-- DATA LISTING follows --

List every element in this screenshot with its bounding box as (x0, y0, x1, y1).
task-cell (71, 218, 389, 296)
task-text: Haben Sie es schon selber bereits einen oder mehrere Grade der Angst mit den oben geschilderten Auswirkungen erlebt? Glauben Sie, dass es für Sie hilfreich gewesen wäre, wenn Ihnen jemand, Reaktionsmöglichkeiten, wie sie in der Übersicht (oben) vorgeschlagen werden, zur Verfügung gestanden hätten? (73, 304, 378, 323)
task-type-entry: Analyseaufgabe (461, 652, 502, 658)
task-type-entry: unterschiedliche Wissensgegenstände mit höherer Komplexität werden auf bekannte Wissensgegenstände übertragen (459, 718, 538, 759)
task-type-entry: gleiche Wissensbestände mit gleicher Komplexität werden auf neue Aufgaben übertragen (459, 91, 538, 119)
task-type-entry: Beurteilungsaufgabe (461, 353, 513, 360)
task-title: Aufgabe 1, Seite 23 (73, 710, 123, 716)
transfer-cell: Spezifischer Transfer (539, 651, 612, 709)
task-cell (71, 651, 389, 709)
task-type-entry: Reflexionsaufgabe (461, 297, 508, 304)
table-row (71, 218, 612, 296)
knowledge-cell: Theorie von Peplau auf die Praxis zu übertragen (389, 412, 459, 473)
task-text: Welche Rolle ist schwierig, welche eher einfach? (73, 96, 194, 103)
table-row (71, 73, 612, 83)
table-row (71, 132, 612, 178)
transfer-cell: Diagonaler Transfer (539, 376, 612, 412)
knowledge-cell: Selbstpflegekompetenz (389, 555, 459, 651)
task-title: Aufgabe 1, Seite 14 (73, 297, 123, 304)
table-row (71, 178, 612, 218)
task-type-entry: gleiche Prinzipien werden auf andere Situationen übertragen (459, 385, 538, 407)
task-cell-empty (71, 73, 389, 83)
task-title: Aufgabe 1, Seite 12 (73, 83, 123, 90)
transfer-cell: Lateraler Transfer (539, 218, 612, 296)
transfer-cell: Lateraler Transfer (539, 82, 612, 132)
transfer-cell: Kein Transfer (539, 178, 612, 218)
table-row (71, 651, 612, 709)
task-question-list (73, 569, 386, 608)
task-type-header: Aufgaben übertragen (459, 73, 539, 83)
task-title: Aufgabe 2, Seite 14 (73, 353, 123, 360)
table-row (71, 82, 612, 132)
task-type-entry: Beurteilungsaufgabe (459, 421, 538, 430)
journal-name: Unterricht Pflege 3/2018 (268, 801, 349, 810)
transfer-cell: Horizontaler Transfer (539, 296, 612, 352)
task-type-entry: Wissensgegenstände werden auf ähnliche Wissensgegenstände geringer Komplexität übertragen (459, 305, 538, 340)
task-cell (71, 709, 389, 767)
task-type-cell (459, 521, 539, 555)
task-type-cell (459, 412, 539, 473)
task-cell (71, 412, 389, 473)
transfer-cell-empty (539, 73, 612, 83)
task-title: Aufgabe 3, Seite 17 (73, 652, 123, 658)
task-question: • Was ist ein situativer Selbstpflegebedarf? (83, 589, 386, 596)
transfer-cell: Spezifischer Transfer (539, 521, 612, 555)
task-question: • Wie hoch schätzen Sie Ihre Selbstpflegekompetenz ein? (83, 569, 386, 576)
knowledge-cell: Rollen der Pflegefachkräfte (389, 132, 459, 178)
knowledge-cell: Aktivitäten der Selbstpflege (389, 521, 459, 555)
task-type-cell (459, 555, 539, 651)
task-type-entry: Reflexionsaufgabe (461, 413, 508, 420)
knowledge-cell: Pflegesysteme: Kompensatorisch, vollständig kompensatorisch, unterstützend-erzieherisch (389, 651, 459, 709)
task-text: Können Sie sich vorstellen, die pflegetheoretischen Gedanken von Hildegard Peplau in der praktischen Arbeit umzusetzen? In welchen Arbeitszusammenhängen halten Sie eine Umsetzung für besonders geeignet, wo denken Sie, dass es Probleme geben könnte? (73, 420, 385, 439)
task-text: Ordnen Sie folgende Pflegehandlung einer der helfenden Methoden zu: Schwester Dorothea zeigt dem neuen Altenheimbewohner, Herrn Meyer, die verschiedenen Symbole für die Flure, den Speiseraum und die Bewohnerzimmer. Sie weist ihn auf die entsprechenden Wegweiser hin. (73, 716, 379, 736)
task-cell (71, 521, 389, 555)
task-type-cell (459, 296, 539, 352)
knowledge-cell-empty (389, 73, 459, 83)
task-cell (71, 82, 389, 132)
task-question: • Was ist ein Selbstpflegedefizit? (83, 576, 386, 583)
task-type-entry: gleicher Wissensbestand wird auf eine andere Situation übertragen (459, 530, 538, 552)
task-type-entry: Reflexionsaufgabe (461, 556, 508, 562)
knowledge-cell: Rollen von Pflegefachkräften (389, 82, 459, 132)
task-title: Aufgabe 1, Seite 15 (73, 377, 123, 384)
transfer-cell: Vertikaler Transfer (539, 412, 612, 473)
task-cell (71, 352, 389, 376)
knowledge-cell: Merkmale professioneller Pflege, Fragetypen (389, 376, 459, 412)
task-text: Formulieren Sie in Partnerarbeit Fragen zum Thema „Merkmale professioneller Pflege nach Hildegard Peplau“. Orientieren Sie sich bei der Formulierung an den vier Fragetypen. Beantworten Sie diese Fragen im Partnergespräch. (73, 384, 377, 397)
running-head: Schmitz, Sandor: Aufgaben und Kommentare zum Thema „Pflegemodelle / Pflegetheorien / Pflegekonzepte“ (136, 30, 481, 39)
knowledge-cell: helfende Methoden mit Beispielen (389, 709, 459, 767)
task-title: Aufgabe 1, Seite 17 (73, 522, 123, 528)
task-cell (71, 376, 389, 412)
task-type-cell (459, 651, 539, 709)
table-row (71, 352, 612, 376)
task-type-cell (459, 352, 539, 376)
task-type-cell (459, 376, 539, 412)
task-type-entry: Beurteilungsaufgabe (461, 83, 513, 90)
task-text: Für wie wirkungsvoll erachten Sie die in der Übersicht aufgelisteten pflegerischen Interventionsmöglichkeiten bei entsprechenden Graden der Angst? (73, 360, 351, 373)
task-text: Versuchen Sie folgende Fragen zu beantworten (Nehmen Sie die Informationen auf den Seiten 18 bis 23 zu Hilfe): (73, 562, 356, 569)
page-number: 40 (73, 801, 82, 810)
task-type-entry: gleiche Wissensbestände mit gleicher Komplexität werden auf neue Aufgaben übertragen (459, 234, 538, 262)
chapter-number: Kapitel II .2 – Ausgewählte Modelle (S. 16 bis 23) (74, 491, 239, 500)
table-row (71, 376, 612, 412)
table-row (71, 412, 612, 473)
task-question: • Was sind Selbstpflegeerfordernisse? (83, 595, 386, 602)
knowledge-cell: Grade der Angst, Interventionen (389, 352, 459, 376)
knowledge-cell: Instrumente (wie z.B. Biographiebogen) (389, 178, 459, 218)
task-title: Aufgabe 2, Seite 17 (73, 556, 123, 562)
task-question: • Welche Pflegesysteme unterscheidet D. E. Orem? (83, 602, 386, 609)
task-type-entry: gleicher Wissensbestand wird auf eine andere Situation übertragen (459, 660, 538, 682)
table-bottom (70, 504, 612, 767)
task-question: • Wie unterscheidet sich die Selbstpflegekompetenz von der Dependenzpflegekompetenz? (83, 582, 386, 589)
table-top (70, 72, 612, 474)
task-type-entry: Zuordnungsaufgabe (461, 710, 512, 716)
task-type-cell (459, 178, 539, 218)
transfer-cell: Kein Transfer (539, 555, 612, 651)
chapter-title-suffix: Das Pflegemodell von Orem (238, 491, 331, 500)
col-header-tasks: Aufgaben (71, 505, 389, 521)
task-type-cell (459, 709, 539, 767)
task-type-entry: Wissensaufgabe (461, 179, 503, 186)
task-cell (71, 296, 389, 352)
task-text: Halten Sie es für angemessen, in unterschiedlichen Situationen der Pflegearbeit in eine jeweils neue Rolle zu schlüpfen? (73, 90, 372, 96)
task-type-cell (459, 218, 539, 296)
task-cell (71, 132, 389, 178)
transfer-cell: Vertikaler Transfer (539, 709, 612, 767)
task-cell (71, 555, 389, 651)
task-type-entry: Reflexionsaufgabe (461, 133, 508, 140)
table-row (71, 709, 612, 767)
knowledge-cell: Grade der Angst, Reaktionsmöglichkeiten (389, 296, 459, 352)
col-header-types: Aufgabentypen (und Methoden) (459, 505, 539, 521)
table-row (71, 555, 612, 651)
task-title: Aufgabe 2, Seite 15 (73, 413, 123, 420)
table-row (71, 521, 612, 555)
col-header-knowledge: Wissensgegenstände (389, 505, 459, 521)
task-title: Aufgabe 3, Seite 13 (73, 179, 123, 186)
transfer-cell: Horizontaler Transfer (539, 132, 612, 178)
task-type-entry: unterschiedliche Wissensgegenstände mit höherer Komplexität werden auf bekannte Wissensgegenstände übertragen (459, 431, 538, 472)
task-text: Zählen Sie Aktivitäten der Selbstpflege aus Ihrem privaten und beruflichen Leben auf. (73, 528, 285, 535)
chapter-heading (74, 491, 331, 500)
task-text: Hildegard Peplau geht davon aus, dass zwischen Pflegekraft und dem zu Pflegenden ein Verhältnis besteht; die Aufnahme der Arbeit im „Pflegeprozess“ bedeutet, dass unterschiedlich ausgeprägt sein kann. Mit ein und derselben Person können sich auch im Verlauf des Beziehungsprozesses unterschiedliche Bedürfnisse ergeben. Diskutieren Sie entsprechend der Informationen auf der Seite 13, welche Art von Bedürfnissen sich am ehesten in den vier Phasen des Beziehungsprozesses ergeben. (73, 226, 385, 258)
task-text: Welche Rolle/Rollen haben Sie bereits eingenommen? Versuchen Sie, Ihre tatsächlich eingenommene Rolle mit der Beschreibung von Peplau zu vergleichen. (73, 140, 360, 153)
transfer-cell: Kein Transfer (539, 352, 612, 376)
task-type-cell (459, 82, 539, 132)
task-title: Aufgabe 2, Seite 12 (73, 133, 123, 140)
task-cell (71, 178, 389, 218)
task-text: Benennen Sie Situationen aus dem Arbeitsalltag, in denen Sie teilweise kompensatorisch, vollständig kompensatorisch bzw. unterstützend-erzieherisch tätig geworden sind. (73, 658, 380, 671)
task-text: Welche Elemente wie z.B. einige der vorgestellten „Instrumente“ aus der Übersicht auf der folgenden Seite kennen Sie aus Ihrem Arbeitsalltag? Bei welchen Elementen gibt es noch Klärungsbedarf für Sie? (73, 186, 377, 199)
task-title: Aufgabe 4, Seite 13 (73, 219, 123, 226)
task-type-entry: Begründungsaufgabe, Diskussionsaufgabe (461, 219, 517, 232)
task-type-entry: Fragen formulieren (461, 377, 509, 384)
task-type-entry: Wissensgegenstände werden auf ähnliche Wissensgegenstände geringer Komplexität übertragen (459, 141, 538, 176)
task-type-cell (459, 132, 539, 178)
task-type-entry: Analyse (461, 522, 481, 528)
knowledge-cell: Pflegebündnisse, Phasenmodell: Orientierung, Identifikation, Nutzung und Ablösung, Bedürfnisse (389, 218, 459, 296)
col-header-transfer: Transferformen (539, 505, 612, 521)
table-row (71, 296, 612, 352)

-- DATA LISTING concluded --

- **WORK REQUEST**
Within the data above, filter for lines containing the word "Beurteilungsaufgabe" and copy each one.

- **TASK SOLUTION**
task-type-entry: Beurteilungsaufgabe (461, 353, 513, 360)
task-type-entry: Beurteilungsaufgabe (459, 421, 538, 430)
task-type-entry: Beurteilungsaufgabe (461, 83, 513, 90)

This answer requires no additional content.